• Challenge: In the records below, work out how many lines hold the word "this". Report the number alone.

━━ Material provided ━━

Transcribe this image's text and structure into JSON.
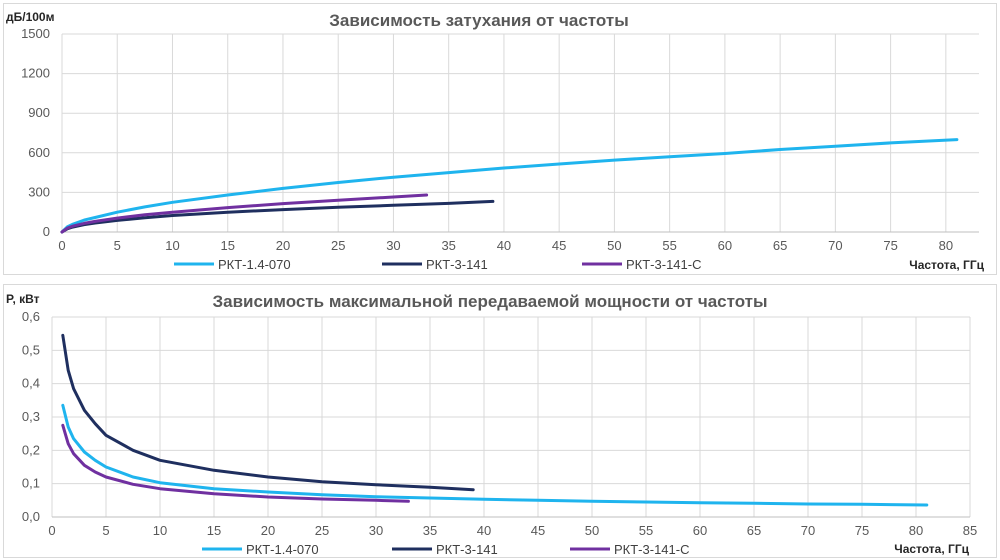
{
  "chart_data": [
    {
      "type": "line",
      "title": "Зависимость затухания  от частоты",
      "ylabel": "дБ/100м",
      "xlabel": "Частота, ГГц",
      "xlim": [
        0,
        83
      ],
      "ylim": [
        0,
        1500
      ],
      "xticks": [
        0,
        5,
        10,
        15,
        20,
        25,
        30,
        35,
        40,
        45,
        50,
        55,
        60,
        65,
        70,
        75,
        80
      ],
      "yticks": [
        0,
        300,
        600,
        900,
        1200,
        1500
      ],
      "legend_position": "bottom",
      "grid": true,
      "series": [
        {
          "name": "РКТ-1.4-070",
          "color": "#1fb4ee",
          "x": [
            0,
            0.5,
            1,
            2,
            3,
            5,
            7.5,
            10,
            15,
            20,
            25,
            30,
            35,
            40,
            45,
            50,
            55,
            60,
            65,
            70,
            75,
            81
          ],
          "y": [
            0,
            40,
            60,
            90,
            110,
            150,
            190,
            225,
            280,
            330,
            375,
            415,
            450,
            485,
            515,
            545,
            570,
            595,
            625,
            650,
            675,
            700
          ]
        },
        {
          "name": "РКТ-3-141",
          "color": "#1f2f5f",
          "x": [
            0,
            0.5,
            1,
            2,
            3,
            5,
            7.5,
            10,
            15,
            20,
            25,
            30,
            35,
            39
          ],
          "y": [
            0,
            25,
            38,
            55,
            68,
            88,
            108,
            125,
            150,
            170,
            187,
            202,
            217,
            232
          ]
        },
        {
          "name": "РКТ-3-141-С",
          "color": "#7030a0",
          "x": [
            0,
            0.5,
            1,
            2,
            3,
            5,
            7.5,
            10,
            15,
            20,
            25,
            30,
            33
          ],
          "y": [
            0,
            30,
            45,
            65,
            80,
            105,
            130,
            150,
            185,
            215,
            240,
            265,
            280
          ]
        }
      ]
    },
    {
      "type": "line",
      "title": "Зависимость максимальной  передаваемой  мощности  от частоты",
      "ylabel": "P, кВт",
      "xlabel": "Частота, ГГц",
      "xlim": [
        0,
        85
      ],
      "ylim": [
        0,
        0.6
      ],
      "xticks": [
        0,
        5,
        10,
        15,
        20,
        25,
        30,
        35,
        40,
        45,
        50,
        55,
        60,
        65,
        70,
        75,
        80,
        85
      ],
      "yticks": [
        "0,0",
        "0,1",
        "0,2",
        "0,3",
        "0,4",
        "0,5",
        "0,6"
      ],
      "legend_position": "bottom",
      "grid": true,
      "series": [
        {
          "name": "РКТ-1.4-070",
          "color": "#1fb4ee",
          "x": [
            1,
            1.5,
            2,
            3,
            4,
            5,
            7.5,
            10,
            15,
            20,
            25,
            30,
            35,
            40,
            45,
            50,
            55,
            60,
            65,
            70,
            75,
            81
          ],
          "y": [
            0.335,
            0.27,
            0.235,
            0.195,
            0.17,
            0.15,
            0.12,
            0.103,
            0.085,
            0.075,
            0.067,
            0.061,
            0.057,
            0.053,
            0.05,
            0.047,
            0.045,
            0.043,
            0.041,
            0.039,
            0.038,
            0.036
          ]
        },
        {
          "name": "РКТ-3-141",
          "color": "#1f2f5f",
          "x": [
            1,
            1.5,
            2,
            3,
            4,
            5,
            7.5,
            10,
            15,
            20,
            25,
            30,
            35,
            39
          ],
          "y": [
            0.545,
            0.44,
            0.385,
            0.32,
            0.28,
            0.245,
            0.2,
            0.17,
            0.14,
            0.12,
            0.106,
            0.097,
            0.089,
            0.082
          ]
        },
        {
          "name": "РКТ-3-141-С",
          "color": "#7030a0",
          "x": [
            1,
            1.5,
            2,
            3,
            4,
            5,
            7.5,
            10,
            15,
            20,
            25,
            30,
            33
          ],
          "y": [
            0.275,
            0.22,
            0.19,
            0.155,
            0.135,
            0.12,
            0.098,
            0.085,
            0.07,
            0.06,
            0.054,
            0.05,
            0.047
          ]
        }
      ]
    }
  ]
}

━━━
━━ Material provided ━━

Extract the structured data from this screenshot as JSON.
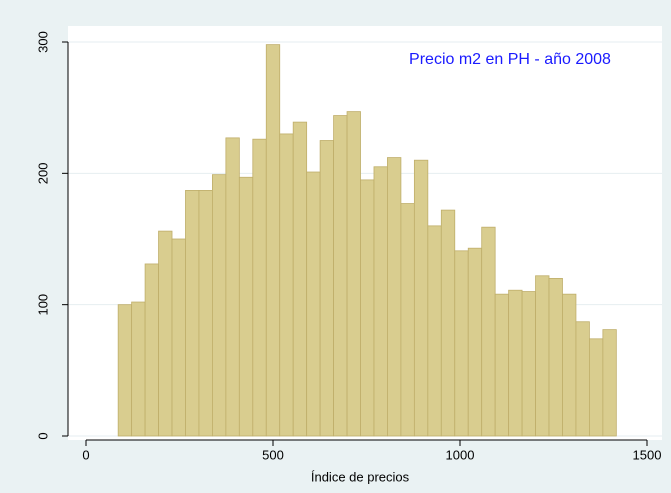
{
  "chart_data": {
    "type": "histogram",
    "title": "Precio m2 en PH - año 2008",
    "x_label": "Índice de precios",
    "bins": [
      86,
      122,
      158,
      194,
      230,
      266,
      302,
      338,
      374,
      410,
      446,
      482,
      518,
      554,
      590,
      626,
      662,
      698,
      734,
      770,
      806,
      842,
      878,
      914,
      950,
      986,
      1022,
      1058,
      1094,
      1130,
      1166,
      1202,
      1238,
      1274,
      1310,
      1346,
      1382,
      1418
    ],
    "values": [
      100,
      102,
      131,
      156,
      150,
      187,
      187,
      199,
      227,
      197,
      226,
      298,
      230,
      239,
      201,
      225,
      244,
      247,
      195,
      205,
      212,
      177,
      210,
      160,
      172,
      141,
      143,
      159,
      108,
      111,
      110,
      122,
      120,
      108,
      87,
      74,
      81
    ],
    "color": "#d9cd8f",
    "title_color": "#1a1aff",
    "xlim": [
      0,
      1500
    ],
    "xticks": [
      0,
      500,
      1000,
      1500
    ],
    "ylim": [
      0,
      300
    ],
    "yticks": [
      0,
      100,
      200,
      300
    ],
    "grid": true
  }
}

━━━

• Answer in full: 2